# Written problem:
Where a line contains the word "controls", copy that line.

.....

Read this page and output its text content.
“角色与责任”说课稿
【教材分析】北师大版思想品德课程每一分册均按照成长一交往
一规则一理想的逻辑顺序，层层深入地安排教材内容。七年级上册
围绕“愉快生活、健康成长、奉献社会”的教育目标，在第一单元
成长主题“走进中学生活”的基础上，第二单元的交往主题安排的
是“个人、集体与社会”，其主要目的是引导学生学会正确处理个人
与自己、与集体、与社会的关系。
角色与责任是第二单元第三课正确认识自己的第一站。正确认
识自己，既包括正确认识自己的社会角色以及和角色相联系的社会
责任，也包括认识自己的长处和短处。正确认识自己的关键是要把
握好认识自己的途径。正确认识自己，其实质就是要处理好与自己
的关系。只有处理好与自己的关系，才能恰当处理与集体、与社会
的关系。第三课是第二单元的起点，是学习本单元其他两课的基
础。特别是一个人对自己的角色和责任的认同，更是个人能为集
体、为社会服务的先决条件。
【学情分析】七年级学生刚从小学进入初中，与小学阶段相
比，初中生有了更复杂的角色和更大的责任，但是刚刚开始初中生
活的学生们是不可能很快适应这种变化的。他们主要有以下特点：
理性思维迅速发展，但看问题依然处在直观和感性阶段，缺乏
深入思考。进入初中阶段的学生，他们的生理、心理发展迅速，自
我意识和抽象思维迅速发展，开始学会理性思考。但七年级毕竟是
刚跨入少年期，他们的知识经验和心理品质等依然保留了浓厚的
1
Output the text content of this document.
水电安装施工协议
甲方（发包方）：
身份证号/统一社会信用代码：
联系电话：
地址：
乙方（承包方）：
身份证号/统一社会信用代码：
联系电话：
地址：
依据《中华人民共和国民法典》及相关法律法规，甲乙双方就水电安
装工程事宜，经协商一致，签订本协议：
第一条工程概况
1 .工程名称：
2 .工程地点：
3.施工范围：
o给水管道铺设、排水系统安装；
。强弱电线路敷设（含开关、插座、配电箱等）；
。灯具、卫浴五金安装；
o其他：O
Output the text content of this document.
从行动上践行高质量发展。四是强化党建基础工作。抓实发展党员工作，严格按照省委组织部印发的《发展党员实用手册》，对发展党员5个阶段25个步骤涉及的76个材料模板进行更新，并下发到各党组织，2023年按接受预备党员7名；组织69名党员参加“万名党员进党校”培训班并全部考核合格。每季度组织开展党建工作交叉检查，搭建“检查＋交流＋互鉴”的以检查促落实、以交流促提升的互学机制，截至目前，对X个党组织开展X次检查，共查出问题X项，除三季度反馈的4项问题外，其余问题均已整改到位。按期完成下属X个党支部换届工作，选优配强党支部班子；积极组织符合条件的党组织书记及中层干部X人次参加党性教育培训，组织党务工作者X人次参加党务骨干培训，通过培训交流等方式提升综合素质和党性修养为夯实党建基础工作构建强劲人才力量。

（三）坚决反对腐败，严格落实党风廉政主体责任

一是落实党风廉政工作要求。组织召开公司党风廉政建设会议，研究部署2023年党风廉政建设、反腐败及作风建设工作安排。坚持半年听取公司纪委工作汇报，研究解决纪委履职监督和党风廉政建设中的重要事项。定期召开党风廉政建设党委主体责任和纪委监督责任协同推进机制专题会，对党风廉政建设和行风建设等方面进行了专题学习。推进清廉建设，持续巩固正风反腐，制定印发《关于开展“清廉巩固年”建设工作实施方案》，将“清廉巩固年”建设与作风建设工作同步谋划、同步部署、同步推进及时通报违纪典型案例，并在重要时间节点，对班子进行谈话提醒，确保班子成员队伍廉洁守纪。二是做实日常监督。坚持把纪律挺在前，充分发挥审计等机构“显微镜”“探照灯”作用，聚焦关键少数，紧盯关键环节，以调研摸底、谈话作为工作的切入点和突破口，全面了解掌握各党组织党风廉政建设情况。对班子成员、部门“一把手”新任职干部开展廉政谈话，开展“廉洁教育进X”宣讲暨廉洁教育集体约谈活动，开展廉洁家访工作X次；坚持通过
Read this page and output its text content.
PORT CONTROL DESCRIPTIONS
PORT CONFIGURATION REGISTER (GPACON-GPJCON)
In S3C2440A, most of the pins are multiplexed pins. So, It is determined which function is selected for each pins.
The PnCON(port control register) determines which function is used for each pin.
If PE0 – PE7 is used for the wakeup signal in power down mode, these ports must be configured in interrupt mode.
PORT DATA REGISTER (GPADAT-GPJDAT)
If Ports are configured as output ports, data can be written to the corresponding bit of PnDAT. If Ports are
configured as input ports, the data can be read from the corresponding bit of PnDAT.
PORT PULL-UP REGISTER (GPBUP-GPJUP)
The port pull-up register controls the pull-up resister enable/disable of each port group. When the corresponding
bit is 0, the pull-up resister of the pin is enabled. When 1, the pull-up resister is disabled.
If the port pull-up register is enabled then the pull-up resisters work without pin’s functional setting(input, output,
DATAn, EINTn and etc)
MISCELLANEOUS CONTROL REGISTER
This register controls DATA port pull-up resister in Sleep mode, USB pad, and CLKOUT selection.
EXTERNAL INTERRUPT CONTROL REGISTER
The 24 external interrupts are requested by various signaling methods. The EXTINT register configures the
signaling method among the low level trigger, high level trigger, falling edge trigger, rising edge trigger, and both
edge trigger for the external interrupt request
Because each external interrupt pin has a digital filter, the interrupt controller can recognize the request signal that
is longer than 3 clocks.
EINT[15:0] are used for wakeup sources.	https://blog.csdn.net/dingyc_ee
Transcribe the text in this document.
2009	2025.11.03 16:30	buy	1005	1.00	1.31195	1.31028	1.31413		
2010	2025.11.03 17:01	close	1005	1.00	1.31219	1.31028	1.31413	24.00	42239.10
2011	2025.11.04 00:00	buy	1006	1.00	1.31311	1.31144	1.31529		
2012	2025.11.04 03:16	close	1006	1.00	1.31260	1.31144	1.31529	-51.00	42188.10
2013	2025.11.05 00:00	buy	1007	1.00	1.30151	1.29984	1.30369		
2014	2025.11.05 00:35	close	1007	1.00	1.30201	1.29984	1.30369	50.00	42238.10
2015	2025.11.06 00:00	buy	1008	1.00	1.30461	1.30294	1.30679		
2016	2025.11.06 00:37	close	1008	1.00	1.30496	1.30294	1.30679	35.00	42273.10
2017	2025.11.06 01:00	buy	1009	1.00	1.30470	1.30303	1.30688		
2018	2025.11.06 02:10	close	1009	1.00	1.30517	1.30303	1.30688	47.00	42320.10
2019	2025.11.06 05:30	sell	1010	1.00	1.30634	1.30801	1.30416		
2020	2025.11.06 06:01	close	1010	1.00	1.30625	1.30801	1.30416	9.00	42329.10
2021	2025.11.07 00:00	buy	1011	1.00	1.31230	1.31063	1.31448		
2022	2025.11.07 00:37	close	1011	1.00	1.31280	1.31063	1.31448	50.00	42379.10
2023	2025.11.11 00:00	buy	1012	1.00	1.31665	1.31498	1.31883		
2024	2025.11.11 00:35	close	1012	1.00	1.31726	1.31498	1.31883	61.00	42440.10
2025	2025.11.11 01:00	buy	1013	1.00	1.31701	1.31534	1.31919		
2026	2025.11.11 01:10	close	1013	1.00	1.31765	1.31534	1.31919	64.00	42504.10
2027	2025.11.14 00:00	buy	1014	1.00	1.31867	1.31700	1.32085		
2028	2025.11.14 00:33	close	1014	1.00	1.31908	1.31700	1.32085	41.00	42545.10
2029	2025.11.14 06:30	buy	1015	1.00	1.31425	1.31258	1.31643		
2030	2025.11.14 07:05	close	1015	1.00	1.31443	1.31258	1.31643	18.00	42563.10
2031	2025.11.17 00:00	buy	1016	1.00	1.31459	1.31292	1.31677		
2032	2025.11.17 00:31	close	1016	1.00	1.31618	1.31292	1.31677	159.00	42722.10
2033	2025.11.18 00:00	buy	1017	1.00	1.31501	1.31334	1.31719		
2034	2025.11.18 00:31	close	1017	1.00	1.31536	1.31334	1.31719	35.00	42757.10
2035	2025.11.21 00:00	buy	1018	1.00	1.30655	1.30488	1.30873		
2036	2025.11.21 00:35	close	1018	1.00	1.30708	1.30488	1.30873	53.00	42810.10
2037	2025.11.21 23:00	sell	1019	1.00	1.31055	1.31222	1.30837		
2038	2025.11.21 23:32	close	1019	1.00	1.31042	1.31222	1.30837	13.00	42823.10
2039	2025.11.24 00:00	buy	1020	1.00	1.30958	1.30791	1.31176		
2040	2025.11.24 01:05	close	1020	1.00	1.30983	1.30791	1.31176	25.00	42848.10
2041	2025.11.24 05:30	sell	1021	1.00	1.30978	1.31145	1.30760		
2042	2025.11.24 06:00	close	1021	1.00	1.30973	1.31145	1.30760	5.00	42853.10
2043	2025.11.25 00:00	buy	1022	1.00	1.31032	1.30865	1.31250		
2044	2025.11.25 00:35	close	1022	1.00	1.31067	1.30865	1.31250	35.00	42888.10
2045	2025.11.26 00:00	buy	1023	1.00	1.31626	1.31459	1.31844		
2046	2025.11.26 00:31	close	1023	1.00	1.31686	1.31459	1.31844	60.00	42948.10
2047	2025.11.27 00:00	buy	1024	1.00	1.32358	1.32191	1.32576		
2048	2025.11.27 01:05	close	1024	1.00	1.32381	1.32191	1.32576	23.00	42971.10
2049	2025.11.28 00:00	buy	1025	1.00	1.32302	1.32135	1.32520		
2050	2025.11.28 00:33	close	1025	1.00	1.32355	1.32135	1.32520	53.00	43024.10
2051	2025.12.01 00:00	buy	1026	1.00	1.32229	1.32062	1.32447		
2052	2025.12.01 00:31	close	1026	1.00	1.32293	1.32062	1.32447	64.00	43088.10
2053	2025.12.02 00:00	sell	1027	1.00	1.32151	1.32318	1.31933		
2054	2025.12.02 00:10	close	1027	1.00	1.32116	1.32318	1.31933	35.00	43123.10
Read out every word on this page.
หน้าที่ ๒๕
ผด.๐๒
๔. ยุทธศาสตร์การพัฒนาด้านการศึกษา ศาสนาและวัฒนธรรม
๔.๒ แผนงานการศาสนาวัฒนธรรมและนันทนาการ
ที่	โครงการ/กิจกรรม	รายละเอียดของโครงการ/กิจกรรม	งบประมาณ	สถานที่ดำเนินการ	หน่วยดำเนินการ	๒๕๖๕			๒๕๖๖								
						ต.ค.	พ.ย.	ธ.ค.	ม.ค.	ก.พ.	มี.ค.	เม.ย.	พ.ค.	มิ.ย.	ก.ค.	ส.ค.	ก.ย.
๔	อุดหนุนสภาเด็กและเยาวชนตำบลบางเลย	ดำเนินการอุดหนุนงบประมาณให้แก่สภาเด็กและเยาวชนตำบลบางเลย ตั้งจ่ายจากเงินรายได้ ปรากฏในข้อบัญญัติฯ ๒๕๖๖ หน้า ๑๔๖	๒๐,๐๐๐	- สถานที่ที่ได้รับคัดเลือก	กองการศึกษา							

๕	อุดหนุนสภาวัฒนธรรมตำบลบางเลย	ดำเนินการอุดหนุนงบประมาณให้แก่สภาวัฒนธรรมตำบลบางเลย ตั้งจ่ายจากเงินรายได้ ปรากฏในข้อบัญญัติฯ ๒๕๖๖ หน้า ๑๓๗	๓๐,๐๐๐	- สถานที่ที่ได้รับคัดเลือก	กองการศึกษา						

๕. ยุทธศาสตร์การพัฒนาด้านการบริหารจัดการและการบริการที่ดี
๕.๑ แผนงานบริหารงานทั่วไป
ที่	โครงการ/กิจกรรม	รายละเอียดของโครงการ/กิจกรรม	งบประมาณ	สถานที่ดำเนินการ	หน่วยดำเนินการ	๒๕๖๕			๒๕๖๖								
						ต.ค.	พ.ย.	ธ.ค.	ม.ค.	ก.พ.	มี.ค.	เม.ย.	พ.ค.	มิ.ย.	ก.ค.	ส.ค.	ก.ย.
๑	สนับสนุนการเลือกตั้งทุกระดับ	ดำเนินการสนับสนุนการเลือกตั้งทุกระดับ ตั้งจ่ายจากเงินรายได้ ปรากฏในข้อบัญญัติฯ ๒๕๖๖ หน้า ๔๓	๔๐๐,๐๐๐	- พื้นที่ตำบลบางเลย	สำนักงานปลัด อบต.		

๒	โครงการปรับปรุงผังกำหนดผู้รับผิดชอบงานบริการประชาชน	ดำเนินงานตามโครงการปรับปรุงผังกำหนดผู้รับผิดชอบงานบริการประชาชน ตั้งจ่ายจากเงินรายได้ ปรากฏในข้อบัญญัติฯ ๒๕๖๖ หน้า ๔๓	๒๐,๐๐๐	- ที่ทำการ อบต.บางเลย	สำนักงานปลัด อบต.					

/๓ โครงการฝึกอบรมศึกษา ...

.....

# Task result:
The port pull-up register controls the pull-up resister enable/disable of each port group. When the corresponding
This register controls DATA port pull-up resister in Sleep mode, USB pad, and CLKOUT selection.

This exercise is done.